Pick up the passage on piston actuators after its final sentence and keep writing it.

» **Supplied text**
*****

The rate of a desired push can be within a few milliseconds, to much longer times, depending on the need. The pistons can be designed to lock out once fired or be allowed to bounce back after performing the work. A Piston Actuator retains all explosive hot gasses with the use of various elastomeric seals. An electric piston actuator can be actuated by an electrical explosive device, however pyrotechnic actuators may also be actuated with a pressure cartridge, mechanical primer initiated device (gas generator), linear detonation transfer line (SMDC, FCDC, ETL, RDC) or a laser actuated ordnance device (laser initiated squib or detonator).
The gas energy from any of these devices expands rapidly in a confined space resulting in a volume change which drives the piston inside the actuator outwardly. Extension length of the piston is controlled by the envelope of the body and work needing to be performed. The pins extract rapidly in most applications creating a mechanical shock when the piston reaches full stroke. Dampeners can be installed into the Piston Actuators when lower mechanical shock is needed. In many applications, the shock of other devices being released is as great as or greater than that generated by Piston Actuator actuation.

*****

Document structure recognition data
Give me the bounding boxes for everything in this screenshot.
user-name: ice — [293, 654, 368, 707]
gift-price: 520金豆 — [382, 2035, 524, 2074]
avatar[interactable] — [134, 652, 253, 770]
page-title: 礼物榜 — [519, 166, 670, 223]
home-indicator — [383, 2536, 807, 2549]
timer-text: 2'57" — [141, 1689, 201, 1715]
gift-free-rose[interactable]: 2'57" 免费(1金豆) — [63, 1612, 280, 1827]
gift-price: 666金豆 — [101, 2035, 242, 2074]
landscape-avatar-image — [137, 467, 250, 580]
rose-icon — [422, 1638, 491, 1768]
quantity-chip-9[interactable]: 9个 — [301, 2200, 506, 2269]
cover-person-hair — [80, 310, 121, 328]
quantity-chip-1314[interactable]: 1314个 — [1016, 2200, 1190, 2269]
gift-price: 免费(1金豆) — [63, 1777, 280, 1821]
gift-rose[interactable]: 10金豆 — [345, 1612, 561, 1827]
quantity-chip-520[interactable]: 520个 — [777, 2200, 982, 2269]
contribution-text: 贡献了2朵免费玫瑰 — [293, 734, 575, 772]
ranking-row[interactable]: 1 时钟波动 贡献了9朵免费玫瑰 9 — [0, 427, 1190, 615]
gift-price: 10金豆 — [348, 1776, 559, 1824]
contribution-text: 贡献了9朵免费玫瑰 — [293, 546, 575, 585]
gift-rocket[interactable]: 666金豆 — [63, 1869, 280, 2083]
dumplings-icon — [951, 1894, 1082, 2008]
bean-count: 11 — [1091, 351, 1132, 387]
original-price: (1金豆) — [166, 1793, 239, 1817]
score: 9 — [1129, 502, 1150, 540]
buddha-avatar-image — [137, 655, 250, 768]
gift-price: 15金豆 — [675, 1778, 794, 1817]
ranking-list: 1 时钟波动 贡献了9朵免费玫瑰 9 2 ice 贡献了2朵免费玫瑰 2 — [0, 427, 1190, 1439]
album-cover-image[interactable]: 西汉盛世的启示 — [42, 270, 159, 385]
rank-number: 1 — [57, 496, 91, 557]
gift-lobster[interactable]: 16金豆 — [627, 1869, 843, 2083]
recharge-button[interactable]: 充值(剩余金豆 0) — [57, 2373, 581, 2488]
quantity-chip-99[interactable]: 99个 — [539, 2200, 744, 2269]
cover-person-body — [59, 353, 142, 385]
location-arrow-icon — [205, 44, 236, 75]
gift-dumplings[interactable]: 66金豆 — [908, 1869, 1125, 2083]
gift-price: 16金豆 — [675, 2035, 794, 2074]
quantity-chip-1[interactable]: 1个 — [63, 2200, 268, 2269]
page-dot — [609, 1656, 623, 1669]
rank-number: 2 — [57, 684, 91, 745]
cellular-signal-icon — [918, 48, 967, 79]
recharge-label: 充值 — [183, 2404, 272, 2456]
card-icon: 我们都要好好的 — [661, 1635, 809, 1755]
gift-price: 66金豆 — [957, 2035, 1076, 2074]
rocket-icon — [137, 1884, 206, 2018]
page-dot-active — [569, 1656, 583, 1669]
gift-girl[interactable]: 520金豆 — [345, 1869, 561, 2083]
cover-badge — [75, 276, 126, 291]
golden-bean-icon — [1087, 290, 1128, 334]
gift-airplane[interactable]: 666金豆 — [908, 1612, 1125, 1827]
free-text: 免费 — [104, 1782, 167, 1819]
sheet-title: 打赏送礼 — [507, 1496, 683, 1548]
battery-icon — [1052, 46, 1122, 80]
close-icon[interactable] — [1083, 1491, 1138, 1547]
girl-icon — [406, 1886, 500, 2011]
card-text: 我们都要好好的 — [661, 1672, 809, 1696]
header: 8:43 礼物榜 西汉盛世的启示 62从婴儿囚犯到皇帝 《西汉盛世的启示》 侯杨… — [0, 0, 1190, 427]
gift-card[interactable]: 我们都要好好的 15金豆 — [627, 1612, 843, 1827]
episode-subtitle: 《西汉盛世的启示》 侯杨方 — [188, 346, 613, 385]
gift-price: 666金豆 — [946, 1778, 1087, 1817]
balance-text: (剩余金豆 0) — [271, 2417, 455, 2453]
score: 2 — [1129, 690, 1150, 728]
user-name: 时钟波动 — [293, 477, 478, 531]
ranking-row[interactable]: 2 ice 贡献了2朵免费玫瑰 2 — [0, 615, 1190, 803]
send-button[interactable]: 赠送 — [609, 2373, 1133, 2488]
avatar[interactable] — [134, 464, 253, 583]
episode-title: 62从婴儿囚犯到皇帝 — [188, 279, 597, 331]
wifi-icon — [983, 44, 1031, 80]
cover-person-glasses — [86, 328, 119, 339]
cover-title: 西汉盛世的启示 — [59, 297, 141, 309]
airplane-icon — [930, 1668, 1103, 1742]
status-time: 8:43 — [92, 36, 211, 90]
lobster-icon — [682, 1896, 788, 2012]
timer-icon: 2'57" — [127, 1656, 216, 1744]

*****

» **Result of this task**
Pyrotechnic thrusters are another form of a pyrotechnic piston actuator. They are often not called a piston actuator or pin pusher because they generally perform a more controlled amount of work. The end of the piston is usually attached to the system requiring movement from point A to B. The rate of movement and measured force of the movement is controlled as to not actuate with too much or too little energy. The timing of the piston movement can be controlled as needed for these thrusters.